▸ What this task involves
Output every record word for word.

Records from a collection:
.....

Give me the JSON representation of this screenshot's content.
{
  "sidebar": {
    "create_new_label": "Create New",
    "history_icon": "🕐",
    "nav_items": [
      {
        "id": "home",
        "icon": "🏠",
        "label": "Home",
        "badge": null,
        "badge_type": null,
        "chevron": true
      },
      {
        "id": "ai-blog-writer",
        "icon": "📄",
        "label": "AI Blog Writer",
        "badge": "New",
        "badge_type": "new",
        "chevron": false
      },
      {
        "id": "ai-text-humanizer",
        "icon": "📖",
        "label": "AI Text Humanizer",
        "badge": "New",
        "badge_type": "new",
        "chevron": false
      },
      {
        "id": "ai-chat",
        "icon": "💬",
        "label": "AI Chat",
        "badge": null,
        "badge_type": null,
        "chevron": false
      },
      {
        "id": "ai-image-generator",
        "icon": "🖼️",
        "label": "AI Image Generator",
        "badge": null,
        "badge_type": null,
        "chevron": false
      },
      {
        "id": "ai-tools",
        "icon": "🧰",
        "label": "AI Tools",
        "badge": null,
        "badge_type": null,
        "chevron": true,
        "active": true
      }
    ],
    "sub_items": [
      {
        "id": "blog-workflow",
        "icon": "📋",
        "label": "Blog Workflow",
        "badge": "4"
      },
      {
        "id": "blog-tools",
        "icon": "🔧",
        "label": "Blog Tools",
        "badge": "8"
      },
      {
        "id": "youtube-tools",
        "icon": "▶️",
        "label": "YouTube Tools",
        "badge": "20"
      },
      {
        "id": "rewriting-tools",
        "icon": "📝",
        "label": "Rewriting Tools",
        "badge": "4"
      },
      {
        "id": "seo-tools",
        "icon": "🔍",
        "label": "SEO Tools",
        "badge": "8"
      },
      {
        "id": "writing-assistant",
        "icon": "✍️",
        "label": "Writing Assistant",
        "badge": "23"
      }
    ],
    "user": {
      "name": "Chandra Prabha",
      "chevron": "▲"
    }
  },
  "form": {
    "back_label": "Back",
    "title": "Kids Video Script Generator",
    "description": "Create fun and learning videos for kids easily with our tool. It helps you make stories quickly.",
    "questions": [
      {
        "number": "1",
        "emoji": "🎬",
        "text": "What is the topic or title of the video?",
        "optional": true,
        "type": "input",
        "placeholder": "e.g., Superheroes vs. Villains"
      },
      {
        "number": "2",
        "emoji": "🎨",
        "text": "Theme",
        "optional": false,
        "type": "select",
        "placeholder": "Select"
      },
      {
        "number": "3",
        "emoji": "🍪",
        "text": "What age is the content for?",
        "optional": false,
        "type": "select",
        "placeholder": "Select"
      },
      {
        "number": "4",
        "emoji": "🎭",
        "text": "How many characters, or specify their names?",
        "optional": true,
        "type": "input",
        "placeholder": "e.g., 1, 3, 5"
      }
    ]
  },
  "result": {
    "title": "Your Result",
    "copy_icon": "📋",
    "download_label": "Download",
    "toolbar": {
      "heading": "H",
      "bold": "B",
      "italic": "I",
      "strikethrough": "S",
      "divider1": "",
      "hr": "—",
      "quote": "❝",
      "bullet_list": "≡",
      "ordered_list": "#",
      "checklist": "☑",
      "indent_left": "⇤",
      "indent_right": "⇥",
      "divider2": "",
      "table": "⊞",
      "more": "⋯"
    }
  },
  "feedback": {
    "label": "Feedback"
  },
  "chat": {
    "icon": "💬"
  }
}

.....

▸ Task result
Give me the JSON representation of this screenshot's content.
{
  "sidebar": {
    "create_new_label": "Create New",
    "history_icon": "🕐",
    "nav_items": [
      {
        "id": "home",
        "icon": "🏠",
        "label": "Home",
        "badge": null,
        "badge_type": null,
        "chevron": true
      },
      {
        "id": "ai-blog-writer",
        "icon": "📄",
        "label": "AI Blog Writer",
        "badge": "New",
        "badge_type": "new",
        "chevron": false
      },
      {
        "id": "ai-text-humanizer",
        "icon": "📖",
        "label": "AI Text Humanizer",
        "badge": "New",
        "badge_type": "new",
        "chevron": false
      },
      {
        "id": "ai-chat",
        "icon": "💬",
        "label": "AI Chat",
        "badge": null,
        "badge_type": null,
        "chevron": false
      },
      {
        "id": "ai-image-generator",
        "icon": "🖼️",
        "label": "AI Image Generator",
        "badge": null,
        "badge_type": null,
        "chevron": false
      },
      {
        "id": "ai-tools",
        "icon": "🧰",
        "label": "AI Tools",
        "badge": null,
        "badge_type": null,
        "chevron": true,
        "active": true
      }
    ],
    "sub_items": [
      {
        "id": "blog-workflow",
        "icon": "📋",
        "label": "Blog Workflow",
        "badge": "4"
      },
      {
        "id": "blog-tools",
        "icon": "🔧",
        "label": "Blog Tools",
        "badge": "8"
      },
      {
        "id": "youtube-tools",
        "icon": "▶️",
        "label": "YouTube Tools",
        "badge": "20"
      },
      {
        "id": "rewriting-tools",
        "icon": "📝",
        "label": "Rewriting Tools",
        "badge": "4"
      },
      {
        "id": "seo-tools",
        "icon": "🔍",
        "label": "SEO Tools",
        "badge": "8"
      },
      {
        "id": "writing-assistant",
        "icon": "✍️",
        "label": "Writing Assistant",
        "badge": "23"
      }
    ],
    "user": {
      "name": "Chandra Prabha",
      "chevron": "▲"
    }
  },
  "form": {
    "back_label": "Back",
    "title": "Kids Video Script Generator",
    "description": "Create fun and learning videos for kids easily with our tool. It helps you make stories quickly.",
    "questions": [
      {
        "number": "1",
        "emoji": "🎬",
        "text": "What is the topic or title of the video?",
        "optional": true,
        "type": "input",
        "placeholder": "e.g., Superheroes vs. Villains"
      },
      {
        "number": "2",
        "emoji": "🎨",
        "text": "Theme",
        "optional": false,
        "type": "select",
        "placeholder": "Select"
      },
      {
        "number": "3",
        "emoji": "🍪",
        "text": "What age is the content for?",
        "optional": false,
        "type": "select",
        "placeholder": "Select"
      },
      {
        "number": "4",
        "emoji": "🎭",
        "text": "How many characters, or specify their names?",
        "optional": true,
        "type": "input",
        "placeholder": "e.g., 1, 3, 5"
      }
    ]
  },
  "result": {
    "title": "Your Result",
    "copy_icon": "📋",
    "download_label": "Download",
    "toolbar": {
      "heading": "H",
      "bold": "B",
      "italic": "I",
      "strikethrough": "S",
      "divider1": "",
      "hr": "—",
      "quote": "❝",
      "bullet_list": "≡",
      "ordered_list": "#",
      "checklist": "☑",
      "indent_left": "⇤",
      "indent_right": "⇥",
      "divider2": "",
      "table": "⊞",
      "more": "⋯"
    }
  },
  "feedback": {
    "label": "Feedback"
  },
  "chat": {
    "icon": "💬"
  }
}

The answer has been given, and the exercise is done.